**Directions for this task:**
Look through the entries below and report how many lines hold the string "data". Only the number is wanted.
---- Provided records
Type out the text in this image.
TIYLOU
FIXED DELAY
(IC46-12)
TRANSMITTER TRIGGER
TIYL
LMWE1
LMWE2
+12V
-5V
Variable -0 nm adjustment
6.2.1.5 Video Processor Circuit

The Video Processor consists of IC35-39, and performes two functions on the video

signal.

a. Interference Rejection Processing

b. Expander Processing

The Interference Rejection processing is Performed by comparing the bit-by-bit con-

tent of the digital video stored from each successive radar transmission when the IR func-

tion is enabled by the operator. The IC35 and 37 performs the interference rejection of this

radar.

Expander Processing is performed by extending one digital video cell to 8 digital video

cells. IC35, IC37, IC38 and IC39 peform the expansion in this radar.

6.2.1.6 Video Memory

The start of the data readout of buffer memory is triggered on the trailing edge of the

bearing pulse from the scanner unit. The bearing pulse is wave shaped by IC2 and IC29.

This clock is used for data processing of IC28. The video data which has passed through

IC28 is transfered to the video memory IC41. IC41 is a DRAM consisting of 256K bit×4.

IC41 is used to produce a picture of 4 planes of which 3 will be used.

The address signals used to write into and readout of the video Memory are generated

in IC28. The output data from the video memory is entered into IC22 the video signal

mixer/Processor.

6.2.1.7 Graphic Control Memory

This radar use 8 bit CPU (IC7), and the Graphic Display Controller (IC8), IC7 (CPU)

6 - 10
--------
---- Provided records
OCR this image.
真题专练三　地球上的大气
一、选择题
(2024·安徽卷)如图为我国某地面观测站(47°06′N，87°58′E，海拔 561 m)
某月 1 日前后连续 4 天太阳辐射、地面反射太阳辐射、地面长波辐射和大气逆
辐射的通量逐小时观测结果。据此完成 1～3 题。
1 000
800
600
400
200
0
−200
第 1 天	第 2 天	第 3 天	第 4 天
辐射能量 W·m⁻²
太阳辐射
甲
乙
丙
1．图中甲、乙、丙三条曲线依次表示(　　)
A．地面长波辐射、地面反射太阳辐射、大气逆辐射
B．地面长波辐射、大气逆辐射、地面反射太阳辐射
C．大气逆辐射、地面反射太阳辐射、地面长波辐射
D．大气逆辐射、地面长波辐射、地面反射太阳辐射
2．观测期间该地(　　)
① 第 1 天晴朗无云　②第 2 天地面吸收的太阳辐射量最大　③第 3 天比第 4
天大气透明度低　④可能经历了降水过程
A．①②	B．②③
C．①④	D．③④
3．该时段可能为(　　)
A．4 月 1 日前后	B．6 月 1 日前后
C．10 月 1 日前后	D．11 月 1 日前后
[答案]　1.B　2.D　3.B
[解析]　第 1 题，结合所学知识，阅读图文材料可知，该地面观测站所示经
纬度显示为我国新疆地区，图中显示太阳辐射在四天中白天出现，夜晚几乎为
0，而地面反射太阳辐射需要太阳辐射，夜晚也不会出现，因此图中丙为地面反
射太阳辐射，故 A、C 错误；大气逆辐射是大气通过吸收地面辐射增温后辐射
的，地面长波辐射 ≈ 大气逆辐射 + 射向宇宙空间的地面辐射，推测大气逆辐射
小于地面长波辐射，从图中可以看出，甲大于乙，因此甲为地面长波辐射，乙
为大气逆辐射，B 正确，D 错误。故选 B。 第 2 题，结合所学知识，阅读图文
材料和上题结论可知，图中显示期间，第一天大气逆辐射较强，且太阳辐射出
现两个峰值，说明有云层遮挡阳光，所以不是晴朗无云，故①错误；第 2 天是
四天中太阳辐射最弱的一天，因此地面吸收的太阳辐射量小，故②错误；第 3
--------
**Reply:**
3